DIRECTIONS – In the following material, identify every line holding the string "Balance" and return it.

DATASET RECORDS –
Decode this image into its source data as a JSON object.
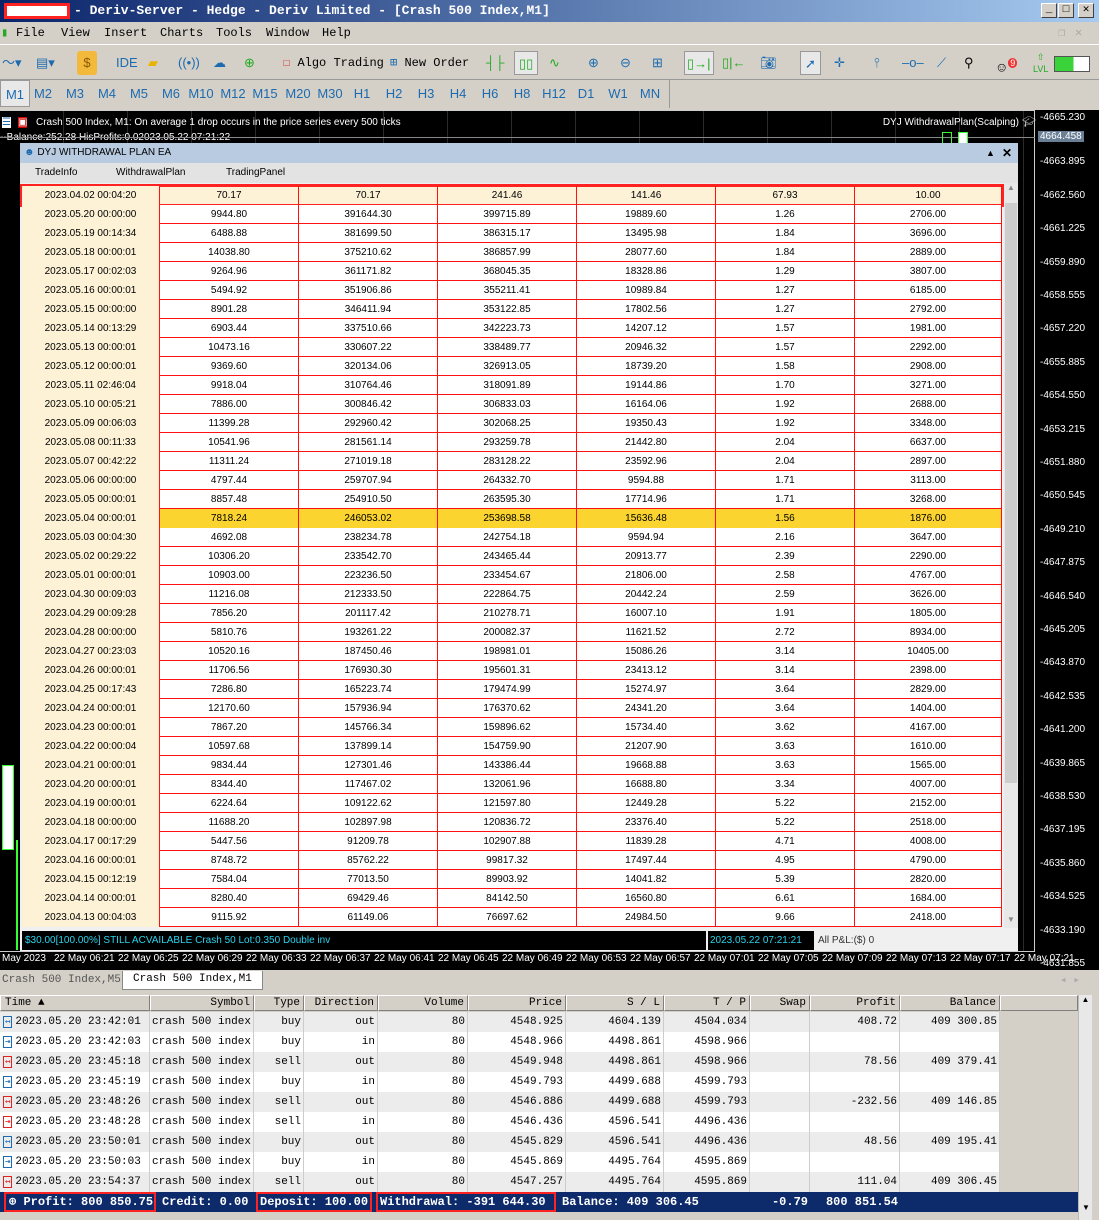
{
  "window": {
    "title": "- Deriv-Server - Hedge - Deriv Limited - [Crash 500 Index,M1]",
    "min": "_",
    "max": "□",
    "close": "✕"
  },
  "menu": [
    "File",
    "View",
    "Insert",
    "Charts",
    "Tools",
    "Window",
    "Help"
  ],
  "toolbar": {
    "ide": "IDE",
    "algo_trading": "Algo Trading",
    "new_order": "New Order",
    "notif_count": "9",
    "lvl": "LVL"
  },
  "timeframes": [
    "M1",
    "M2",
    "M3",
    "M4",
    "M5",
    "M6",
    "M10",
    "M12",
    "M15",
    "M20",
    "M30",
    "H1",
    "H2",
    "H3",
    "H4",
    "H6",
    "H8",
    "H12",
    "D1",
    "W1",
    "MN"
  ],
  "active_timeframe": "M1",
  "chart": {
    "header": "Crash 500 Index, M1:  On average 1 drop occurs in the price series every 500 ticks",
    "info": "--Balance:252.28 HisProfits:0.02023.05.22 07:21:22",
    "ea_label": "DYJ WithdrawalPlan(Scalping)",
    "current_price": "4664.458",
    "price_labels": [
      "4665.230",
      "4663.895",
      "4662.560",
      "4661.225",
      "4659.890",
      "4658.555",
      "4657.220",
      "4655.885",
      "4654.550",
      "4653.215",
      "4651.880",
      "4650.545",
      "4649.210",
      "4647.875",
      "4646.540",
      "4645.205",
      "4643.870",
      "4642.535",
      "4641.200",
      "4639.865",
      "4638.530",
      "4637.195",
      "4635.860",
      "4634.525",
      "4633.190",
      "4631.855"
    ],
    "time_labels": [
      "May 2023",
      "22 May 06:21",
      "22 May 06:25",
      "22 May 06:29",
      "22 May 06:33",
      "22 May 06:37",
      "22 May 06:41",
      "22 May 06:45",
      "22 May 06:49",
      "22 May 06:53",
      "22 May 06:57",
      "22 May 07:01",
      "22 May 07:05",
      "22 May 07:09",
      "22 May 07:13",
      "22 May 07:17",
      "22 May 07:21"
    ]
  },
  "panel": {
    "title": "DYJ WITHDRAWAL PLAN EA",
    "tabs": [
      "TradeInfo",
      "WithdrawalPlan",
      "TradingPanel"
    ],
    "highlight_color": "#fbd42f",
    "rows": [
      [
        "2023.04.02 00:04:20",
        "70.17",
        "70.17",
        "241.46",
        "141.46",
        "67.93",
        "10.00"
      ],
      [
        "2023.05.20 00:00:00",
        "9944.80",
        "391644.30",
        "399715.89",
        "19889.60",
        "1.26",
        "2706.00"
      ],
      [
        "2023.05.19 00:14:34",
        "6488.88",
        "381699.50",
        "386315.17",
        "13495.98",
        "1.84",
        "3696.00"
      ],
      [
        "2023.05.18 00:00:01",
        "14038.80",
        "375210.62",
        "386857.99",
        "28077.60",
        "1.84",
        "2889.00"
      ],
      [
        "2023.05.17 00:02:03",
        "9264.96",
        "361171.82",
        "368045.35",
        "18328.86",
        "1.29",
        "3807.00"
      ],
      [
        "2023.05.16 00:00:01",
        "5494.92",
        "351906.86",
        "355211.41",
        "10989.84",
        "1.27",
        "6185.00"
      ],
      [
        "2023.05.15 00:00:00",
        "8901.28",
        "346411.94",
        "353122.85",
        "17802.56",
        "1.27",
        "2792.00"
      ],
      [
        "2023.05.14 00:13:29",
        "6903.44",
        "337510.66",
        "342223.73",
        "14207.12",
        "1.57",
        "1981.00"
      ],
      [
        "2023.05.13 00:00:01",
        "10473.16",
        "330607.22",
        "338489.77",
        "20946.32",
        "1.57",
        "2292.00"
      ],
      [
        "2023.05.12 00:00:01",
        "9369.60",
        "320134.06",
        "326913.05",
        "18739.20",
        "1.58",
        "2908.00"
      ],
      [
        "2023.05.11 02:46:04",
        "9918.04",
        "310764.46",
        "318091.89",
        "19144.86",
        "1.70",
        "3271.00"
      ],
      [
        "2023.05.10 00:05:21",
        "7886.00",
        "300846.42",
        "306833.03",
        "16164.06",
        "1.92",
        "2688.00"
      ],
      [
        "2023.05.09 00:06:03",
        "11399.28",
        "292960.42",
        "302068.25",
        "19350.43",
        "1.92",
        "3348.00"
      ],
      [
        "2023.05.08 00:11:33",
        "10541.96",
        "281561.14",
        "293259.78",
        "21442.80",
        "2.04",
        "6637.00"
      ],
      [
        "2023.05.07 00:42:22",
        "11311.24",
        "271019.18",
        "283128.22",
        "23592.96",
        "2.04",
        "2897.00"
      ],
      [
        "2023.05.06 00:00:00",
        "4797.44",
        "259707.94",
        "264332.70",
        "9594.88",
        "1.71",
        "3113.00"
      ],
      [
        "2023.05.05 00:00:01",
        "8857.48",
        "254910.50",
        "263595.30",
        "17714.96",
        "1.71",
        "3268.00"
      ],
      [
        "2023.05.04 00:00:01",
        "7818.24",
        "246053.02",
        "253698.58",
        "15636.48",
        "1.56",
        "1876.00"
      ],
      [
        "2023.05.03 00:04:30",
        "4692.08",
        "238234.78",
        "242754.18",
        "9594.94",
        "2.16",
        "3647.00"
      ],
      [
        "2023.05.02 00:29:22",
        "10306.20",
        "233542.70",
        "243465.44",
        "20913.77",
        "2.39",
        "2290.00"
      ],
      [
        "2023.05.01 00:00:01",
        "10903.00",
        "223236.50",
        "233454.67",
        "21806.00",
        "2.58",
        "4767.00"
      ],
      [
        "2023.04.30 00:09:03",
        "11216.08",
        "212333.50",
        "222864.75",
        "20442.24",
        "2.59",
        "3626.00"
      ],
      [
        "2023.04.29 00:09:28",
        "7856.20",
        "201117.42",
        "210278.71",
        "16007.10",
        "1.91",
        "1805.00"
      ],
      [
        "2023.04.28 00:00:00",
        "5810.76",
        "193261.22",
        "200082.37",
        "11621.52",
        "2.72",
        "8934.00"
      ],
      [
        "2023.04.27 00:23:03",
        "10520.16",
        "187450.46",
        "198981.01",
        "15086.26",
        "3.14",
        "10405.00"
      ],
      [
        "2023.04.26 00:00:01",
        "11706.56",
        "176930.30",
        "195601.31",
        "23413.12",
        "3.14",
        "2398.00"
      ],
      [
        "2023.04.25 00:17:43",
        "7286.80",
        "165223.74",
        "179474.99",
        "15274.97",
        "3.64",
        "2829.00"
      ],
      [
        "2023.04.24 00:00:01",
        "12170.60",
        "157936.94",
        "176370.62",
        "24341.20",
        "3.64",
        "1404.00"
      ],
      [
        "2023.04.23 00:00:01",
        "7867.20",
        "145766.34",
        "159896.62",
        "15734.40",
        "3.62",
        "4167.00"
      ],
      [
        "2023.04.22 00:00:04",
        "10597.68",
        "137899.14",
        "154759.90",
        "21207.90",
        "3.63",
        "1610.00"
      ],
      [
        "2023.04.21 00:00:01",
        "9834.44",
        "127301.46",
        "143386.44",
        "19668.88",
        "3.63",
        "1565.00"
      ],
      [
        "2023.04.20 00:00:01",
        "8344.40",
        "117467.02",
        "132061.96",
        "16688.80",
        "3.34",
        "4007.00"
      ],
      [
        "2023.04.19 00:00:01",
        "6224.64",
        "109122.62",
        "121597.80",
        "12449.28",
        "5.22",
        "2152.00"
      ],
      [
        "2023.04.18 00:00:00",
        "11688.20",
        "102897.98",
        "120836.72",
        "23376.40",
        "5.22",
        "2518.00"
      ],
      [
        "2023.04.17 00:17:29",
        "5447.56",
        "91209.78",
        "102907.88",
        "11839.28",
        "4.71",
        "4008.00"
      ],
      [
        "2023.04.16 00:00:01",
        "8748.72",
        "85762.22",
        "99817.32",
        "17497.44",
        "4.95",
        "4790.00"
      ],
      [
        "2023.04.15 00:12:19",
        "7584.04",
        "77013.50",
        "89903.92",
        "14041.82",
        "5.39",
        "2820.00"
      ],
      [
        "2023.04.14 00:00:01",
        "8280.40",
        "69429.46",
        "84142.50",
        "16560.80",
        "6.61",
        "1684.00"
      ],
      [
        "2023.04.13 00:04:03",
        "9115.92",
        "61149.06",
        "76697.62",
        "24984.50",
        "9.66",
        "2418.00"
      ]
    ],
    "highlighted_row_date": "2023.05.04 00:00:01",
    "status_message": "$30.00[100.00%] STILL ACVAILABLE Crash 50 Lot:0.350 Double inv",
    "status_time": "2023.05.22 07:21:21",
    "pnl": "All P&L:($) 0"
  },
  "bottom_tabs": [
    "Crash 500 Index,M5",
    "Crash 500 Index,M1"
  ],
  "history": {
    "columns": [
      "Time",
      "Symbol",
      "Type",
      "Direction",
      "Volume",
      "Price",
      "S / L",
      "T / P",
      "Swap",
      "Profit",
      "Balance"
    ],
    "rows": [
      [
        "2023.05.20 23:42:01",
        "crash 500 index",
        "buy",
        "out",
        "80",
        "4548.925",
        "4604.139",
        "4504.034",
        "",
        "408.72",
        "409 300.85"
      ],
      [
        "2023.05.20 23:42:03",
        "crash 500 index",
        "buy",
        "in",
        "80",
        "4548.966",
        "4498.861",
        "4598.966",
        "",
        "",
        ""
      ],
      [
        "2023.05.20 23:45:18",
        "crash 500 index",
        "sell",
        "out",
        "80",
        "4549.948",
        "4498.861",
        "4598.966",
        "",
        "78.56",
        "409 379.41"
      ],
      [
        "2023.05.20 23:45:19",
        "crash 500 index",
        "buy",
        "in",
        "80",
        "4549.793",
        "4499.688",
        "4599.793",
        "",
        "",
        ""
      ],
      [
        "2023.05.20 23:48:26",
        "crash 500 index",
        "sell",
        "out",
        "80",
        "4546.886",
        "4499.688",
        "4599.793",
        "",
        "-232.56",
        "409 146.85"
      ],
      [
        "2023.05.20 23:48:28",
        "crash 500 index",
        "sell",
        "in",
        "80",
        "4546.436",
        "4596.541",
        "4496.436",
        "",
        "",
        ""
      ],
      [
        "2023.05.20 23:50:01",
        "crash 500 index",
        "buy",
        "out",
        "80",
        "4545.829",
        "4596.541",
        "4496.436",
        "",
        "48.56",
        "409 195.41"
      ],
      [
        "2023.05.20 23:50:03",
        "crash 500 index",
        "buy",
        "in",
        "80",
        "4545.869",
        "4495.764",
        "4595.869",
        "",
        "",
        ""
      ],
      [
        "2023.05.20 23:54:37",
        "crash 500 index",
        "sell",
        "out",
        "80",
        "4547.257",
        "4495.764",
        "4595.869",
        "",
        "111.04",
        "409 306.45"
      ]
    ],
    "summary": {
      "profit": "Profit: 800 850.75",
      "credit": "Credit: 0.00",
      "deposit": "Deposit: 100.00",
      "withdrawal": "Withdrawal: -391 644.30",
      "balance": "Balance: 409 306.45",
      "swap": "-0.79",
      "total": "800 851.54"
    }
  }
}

EXPECTED OUTPUT –
    "info": "--Balance:252.28 HisProfits:0.02023.05.22 07:21:22",
      "Balance"
      "balance": "Balance: 409 306.45",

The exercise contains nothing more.